| WRITTEN TASK |
The data must be returned in full and exactly as given.

::::::::

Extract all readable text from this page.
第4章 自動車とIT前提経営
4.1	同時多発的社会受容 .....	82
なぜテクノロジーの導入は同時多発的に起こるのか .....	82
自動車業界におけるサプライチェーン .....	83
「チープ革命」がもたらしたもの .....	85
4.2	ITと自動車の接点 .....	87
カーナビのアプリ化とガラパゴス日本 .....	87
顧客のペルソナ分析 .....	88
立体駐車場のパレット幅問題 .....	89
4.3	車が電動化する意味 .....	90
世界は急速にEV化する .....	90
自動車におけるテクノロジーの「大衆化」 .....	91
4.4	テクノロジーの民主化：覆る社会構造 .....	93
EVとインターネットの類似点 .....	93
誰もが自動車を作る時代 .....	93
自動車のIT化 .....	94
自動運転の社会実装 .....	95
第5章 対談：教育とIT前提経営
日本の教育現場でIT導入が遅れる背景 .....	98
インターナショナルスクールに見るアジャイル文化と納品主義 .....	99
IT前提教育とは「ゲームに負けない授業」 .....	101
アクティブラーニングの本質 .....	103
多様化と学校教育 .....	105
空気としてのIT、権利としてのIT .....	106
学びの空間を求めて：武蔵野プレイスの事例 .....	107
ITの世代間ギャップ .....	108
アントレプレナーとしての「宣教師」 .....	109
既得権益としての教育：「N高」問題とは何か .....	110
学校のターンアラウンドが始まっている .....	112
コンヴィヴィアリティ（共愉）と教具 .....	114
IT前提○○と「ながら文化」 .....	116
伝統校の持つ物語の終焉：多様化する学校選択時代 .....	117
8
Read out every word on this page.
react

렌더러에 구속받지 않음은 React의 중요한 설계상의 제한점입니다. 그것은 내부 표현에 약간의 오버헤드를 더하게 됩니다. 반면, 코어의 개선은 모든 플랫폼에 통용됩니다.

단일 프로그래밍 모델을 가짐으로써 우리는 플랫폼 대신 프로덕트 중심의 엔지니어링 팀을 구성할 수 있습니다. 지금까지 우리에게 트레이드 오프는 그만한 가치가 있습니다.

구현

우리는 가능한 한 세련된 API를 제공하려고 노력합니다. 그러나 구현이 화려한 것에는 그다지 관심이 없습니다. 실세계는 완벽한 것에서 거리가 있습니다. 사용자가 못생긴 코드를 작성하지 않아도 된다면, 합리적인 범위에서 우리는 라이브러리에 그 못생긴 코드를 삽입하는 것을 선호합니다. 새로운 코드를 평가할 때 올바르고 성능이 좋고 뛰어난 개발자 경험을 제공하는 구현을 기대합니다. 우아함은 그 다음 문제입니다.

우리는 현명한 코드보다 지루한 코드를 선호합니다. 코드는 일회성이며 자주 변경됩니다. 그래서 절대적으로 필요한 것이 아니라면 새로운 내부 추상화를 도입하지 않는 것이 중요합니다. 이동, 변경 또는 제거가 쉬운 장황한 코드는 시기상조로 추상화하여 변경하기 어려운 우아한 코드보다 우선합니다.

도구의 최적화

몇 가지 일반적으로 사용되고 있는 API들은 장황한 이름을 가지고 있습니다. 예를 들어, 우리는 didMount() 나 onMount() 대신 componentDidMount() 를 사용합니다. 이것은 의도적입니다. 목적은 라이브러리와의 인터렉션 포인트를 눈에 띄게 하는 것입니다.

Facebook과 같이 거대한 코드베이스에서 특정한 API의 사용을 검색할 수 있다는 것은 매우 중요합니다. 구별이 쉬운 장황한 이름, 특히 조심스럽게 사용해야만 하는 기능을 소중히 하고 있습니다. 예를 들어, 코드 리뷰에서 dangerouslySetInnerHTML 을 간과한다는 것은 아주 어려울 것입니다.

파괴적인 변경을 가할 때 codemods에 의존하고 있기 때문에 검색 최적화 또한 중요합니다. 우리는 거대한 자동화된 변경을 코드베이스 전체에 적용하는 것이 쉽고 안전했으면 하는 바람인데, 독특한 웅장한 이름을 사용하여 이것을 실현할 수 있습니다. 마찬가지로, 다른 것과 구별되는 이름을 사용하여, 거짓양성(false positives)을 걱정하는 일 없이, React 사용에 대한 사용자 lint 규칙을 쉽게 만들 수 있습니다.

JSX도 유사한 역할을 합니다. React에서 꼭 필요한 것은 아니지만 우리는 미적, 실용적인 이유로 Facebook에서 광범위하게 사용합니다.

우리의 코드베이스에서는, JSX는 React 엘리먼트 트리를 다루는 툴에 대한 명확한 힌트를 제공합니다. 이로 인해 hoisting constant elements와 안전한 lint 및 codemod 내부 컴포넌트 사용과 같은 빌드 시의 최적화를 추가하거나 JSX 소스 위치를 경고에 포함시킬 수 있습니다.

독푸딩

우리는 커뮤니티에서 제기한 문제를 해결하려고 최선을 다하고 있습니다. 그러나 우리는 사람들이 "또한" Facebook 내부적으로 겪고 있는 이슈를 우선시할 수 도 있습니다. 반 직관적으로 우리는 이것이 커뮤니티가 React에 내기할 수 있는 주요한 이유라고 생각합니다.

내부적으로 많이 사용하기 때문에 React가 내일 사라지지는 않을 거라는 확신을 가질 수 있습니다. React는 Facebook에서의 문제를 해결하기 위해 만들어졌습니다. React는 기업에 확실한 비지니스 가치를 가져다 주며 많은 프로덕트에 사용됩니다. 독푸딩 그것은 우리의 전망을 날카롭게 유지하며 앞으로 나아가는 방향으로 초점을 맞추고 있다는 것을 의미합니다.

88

::::::::

| OUTPUT BELOW |
Extract all readable text from this page.
第4章 自動車とIT前提経営
4.1	同時多発的社会受容 .....	82
なぜテクノロジーの導入は同時多発的に起こるのか .....	82
自動車業界におけるサプライチェーン .....	83
「チープ革命」がもたらしたもの .....	85
4.2	ITと自動車の接点 .....	87
カーナビのアプリ化とガラパゴス日本 .....	87
顧客のペルソナ分析 .....	88
立体駐車場のパレット幅問題 .....	89
4.3	車が電動化する意味 .....	90
世界は急速にEV化する .....	90
自動車におけるテクノロジーの「大衆化」 .....	91
4.4	テクノロジーの民主化：覆る社会構造 .....	93
EVとインターネットの類似点 .....	93
誰もが自動車を作る時代 .....	93
自動車のIT化 .....	94
自動運転の社会実装 .....	95
第5章 対談：教育とIT前提経営
日本の教育現場でIT導入が遅れる背景 .....	98
インターナショナルスクールに見るアジャイル文化と納品主義 .....	99
IT前提教育とは「ゲームに負けない授業」 .....	101
アクティブラーニングの本質 .....	103
多様化と学校教育 .....	105
空気としてのIT、権利としてのIT .....	106
学びの空間を求めて：武蔵野プレイスの事例 .....	107
ITの世代間ギャップ .....	108
アントレプレナーとしての「宣教師」 .....	109
既得権益としての教育：「N高」問題とは何か .....	110
学校のターンアラウンドが始まっている .....	112
コンヴィヴィアリティ（共愉）と教具 .....	114
IT前提○○と「ながら文化」 .....	116
伝統校の持つ物語の終焉：多様化する学校選択時代 .....	117
8
Read out every word on this page.
react

렌더러에 구속받지 않음은 React의 중요한 설계상의 제한점입니다. 그것은 내부 표현에 약간의 오버헤드를 더하게 됩니다. 반면, 코어의 개선은 모든 플랫폼에 통용됩니다.

단일 프로그래밍 모델을 가짐으로써 우리는 플랫폼 대신 프로덕트 중심의 엔지니어링 팀을 구성할 수 있습니다. 지금까지 우리에게 트레이드 오프는 그만한 가치가 있습니다.

구현

우리는 가능한 한 세련된 API를 제공하려고 노력합니다. 그러나 구현이 화려한 것에는 그다지 관심이 없습니다. 실세계는 완벽한 것에서 거리가 있습니다. 사용자가 못생긴 코드를 작성하지 않아도 된다면, 합리적인 범위에서 우리는 라이브러리에 그 못생긴 코드를 삽입하는 것을 선호합니다. 새로운 코드를 평가할 때 올바르고 성능이 좋고 뛰어난 개발자 경험을 제공하는 구현을 기대합니다. 우아함은 그 다음 문제입니다.

우리는 현명한 코드보다 지루한 코드를 선호합니다. 코드는 일회성이며 자주 변경됩니다. 그래서 절대적으로 필요한 것이 아니라면 새로운 내부 추상화를 도입하지 않는 것이 중요합니다. 이동, 변경 또는 제거가 쉬운 장황한 코드는 시기상조로 추상화하여 변경하기 어려운 우아한 코드보다 우선합니다.

도구의 최적화

몇 가지 일반적으로 사용되고 있는 API들은 장황한 이름을 가지고 있습니다. 예를 들어, 우리는 didMount() 나 onMount() 대신 componentDidMount() 를 사용합니다. 이것은 의도적입니다. 목적은 라이브러리와의 인터렉션 포인트를 눈에 띄게 하는 것입니다.

Facebook과 같이 거대한 코드베이스에서 특정한 API의 사용을 검색할 수 있다는 것은 매우 중요합니다. 구별이 쉬운 장황한 이름, 특히 조심스럽게 사용해야만 하는 기능을 소중히 하고 있습니다. 예를 들어, 코드 리뷰에서 dangerouslySetInnerHTML 을 간과한다는 것은 아주 어려울 것입니다.

파괴적인 변경을 가할 때 codemods에 의존하고 있기 때문에 검색 최적화 또한 중요합니다. 우리는 거대한 자동화된 변경을 코드베이스 전체에 적용하는 것이 쉽고 안전했으면 하는 바람인데, 독특한 웅장한 이름을 사용하여 이것을 실현할 수 있습니다. 마찬가지로, 다른 것과 구별되는 이름을 사용하여, 거짓양성(false positives)을 걱정하는 일 없이, React 사용에 대한 사용자 lint 규칙을 쉽게 만들 수 있습니다.

JSX도 유사한 역할을 합니다. React에서 꼭 필요한 것은 아니지만 우리는 미적, 실용적인 이유로 Facebook에서 광범위하게 사용합니다.

우리의 코드베이스에서는, JSX는 React 엘리먼트 트리를 다루는 툴에 대한 명확한 힌트를 제공합니다. 이로 인해 hoisting constant elements와 안전한 lint 및 codemod 내부 컴포넌트 사용과 같은 빌드 시의 최적화를 추가하거나 JSX 소스 위치를 경고에 포함시킬 수 있습니다.

독푸딩

우리는 커뮤니티에서 제기한 문제를 해결하려고 최선을 다하고 있습니다. 그러나 우리는 사람들이 "또한" Facebook 내부적으로 겪고 있는 이슈를 우선시할 수 도 있습니다. 반 직관적으로 우리는 이것이 커뮤니티가 React에 내기할 수 있는 주요한 이유라고 생각합니다.

내부적으로 많이 사용하기 때문에 React가 내일 사라지지는 않을 거라는 확신을 가질 수 있습니다. React는 Facebook에서의 문제를 해결하기 위해 만들어졌습니다. React는 기업에 확실한 비지니스 가치를 가져다 주며 많은 프로덕트에 사용됩니다. 독푸딩 그것은 우리의 전망을 날카롭게 유지하며 앞으로 나아가는 방향으로 초점을 맞추고 있다는 것을 의미합니다.

88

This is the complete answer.